Problem details:
Restate each line of the listing exactly, without carrying over any pictures.

Listed entries:
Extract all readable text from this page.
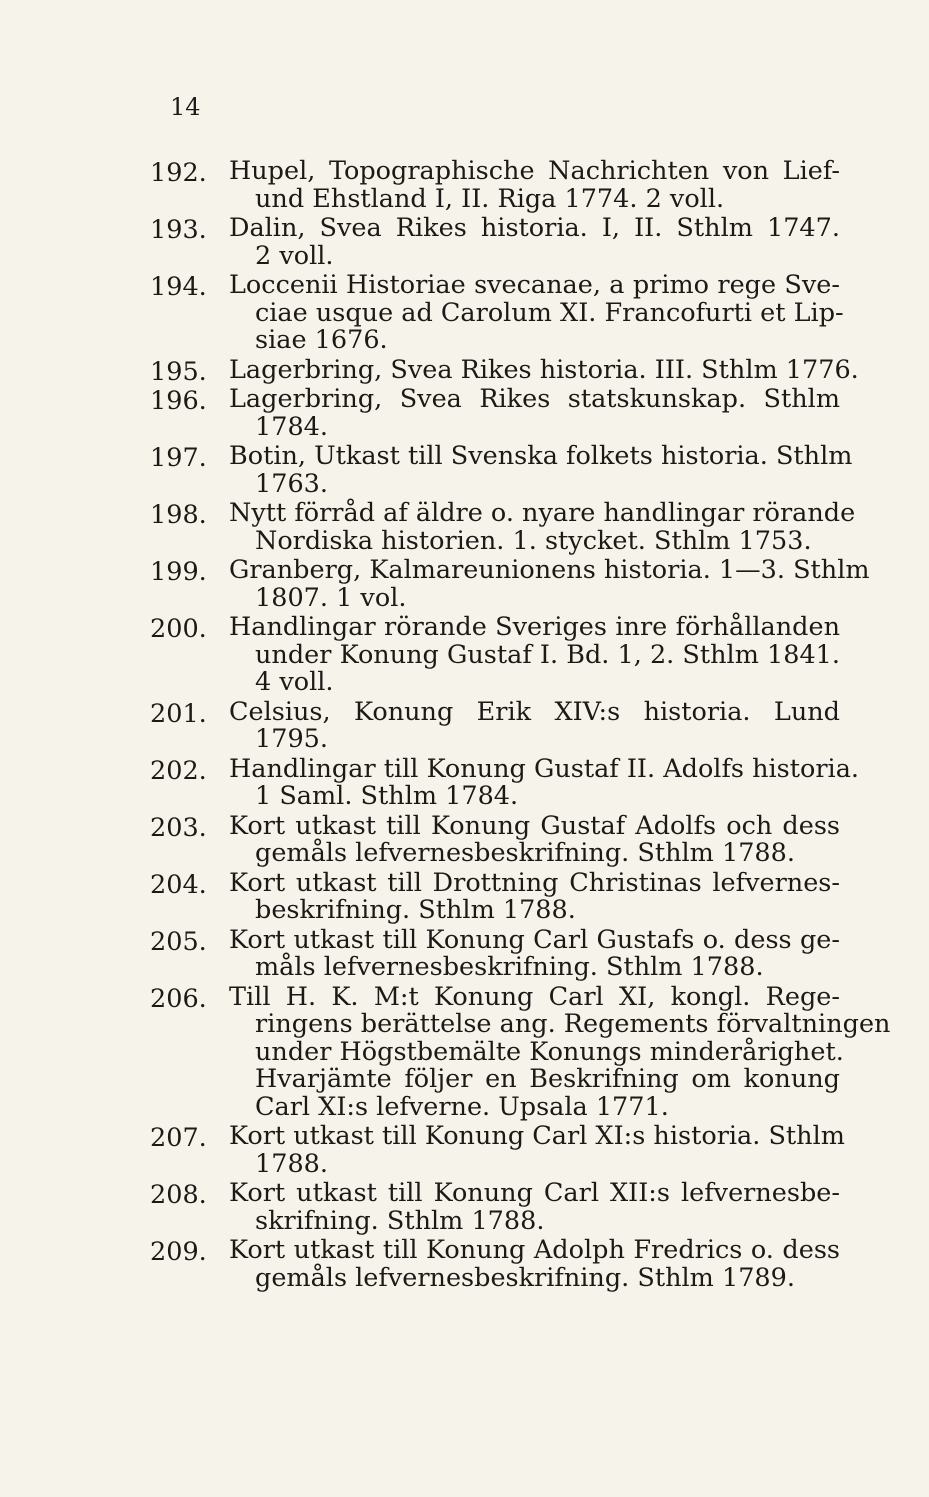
14
192. Hupel, Topographische Nachrichten von Lief-
und Ehstland I, II. Riga 1774. 2 voll.
193. Dalin, Svea Rikes historia. I, II. Sthlm 1747.
2 voll.
194. Loccenii Historiae svecanae, a primo rege Sve-
ciae usque ad Carolum XI. Francofurti et Lip-
siae 1676.
195. Lagerbring, Svea Rikes historia. III. Sthlm 1776.
196. Lagerbring, Svea Rikes statskunskap. Sthlm
1784.
197. Botin, Utkast till Svenska folkets historia. Sthlm
1763.
198. Nytt förråd af äldre o. nyare handlingar rörande
Nordiska historien. 1. stycket. Sthlm 1753.
199. Granberg, Kalmareunionens historia. 1—3. Sthlm
1807. 1 vol.
200. Handlingar rörande Sveriges inre förhållanden
under Konung Gustaf I. Bd. 1, 2. Sthlm 1841.
4 voll.
201. Celsius, Konung Erik XIV:s historia. Lund
1795.
202. Handlingar till Konung Gustaf II. Adolfs historia.
1 Saml. Sthlm 1784.
203. Kort utkast till Konung Gustaf Adolfs och dess
gemåls lefvernesbeskrifning. Sthlm 1788.
204. Kort utkast till Drottning Christinas lefvernes-
beskrifning. Sthlm 1788.
205. Kort utkast till Konung Carl Gustafs o. dess ge-
måls lefvernesbeskrifning. Sthlm 1788.
206. Till H. K. M:t Konung Carl XI, kongl. Rege-
ringens berättelse ang. Regements förvaltningen
under Högstbemälte Konungs minderårighet.
Hvarjämte följer en Beskrifning om konung
Carl XI:s lefverne. Upsala 1771.
207. Kort utkast till Konung Carl XI:s historia. Sthlm
1788.
208. Kort utkast till Konung Carl XII:s lefvernesbe-
skrifning. Sthlm 1788.
209. Kort utkast till Konung Adolph Fredrics o. dess
gemåls lefvernesbeskrifning. Sthlm 1789.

Solution for this exercise:
Extract all readable text from this page.
14
192. Hupel, Topographische Nachrichten von Lief-
und Ehstland I, II. Riga 1774. 2 voll.
193. Dalin, Svea Rikes historia. I, II. Sthlm 1747.
2 voll.
194. Loccenii Historiae svecanae, a primo rege Sve-
ciae usque ad Carolum XI. Francofurti et Lip-
siae 1676.
195. Lagerbring, Svea Rikes historia. III. Sthlm 1776.
196. Lagerbring, Svea Rikes statskunskap. Sthlm
1784.
197. Botin, Utkast till Svenska folkets historia. Sthlm
1763.
198. Nytt förråd af äldre o. nyare handlingar rörande
Nordiska historien. 1. stycket. Sthlm 1753.
199. Granberg, Kalmareunionens historia. 1—3. Sthlm
1807. 1 vol.
200. Handlingar rörande Sveriges inre förhållanden
under Konung Gustaf I. Bd. 1, 2. Sthlm 1841.
4 voll.
201. Celsius, Konung Erik XIV:s historia. Lund
1795.
202. Handlingar till Konung Gustaf II. Adolfs historia.
1 Saml. Sthlm 1784.
203. Kort utkast till Konung Gustaf Adolfs och dess
gemåls lefvernesbeskrifning. Sthlm 1788.
204. Kort utkast till Drottning Christinas lefvernes-
beskrifning. Sthlm 1788.
205. Kort utkast till Konung Carl Gustafs o. dess ge-
måls lefvernesbeskrifning. Sthlm 1788.
206. Till H. K. M:t Konung Carl XI, kongl. Rege-
ringens berättelse ang. Regements förvaltningen
under Högstbemälte Konungs minderårighet.
Hvarjämte följer en Beskrifning om konung
Carl XI:s lefverne. Upsala 1771.
207. Kort utkast till Konung Carl XI:s historia. Sthlm
1788.
208. Kort utkast till Konung Carl XII:s lefvernesbe-
skrifning. Sthlm 1788.
209. Kort utkast till Konung Adolph Fredrics o. dess
gemåls lefvernesbeskrifning. Sthlm 1789.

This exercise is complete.